TASK
Translate this sentence from the Music City Bowl story below into Spanish: "The Firm secured a luxury suite at Adelphia Stadium for the Music City Bowl."

PASSAGE SHOWN
Music City Mayhem: One Night In The Box

It was 1999.  These were halcyon days of University of Kentucky football.  We had endured 8 years of the Bill Curry Era which resulted in one non-losing season.  Even that season ended in disappointment with a disheartening Peach Bowl loss to Clemson.  Curry was eventually fired.  In 1997, UK hired an unknown and incredibly ill-prepared coach from a Division III school–Hal Mumme.  Mumme brought one thing to the table: An insanely pass-happy offense.  We loved it. Our Kentucky-bred hero Tim Couch played quarterback and broke every school passing record.  At the end of the 1998 season, we actually went to New Years Day bowl game, losing a close game to Penn State in the Outback Bowl.

The 1999 season was also a success, albeit not quite what we had under Couch.  Dusty Bonner was our quarterback, and UK had another winning season!  For the first time in 15 years, we were going to bowl games in consecutive years.  This time, it was the Homepoint.Com Music City Bowl in Nashville, Tennessee.

At the time, I worked at a law firm which had an office in Nashville.  The Firm secured a luxury suite at Adelphia Stadium for the Music City Bowl.  Normally, I would have been excluded from benefitting from this without a second thought; however, I had stumbled upon some good fortune which made it possible for me to at least request a couple of tickets for the BOX.

Like most large law firms, the Firm embraced a concept known as “origination credit.”  Essentially, this was a system (I use that word loosely) which gave attorneys credit for bringing clients into the Firm.  Once you got origination credit, all the money generated by that client went into a column called “Origination.”  You wanted that column to swell.  If it did, you not only could make more money, but you could also gain access to some of the perks reserved for the Firm’s high rollers.  The Box was definitely one of those perks.

I had (and still have) a very close friend.  I shall call him “Nick” for purposes of this tale.  That is not exactly his real name.  Nick, too, had worked at the Firm where we became fast and lifelong friends.  Unfortunately, he parted ways with the Firm on bad terms.  As fortune would have it, he became quite successful, much more so than I.  Eventually, he became an officer in a large, publicly traded corporation.  He, understanding origination, sent me some work.  Not much, but some work.  I had the origination.  Nick’s company had myriad legal battles and eventually sent substantial business to the Firm for which I got all the origination.  I was now a “rainmaker,” the most envied title in any law firm.

Annotated element entries
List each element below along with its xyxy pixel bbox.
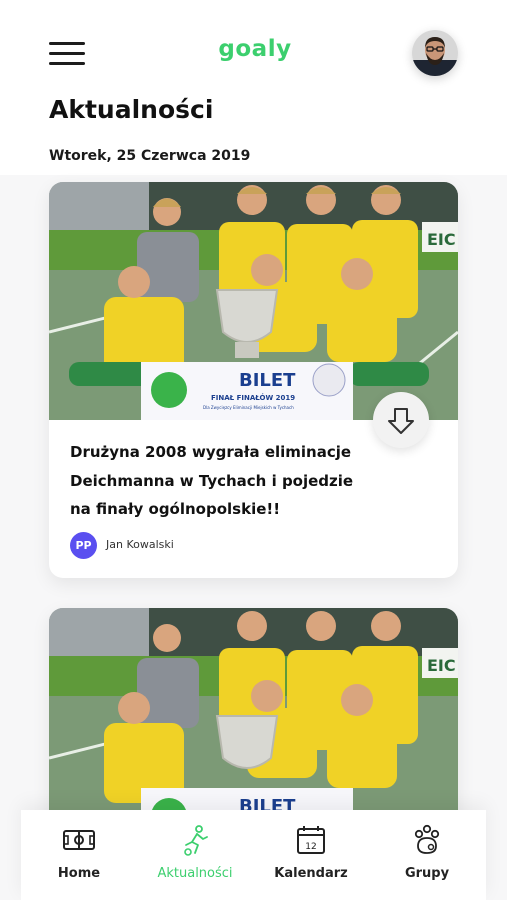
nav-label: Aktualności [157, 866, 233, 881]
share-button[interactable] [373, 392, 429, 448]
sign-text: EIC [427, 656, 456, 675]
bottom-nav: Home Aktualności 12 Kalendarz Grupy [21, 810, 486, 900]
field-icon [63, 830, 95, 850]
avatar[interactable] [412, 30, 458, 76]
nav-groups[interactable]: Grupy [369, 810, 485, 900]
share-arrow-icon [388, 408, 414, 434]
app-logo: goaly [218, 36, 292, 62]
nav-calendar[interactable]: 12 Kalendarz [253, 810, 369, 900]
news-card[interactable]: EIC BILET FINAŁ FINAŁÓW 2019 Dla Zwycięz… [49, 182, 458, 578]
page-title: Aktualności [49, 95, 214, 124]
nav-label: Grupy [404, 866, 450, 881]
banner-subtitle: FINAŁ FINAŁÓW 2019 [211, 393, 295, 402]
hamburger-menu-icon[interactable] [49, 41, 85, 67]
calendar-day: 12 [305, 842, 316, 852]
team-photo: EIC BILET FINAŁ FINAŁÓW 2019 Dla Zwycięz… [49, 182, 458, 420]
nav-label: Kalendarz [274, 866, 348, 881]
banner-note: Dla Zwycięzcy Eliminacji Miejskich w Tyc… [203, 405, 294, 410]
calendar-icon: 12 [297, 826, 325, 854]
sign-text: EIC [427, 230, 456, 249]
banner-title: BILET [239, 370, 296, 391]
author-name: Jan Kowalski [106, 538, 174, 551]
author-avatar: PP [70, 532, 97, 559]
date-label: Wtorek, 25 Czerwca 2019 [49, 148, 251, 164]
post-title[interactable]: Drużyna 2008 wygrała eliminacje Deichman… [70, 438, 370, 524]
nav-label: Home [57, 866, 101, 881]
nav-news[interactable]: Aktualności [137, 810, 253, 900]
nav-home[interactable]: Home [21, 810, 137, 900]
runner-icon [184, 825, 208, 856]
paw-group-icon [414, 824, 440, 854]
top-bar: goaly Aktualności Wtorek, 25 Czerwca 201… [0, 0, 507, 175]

FULL OUTPUT
La firma consiguió un palco de lujo en el Adelphia Stadium para el Music City Bowl.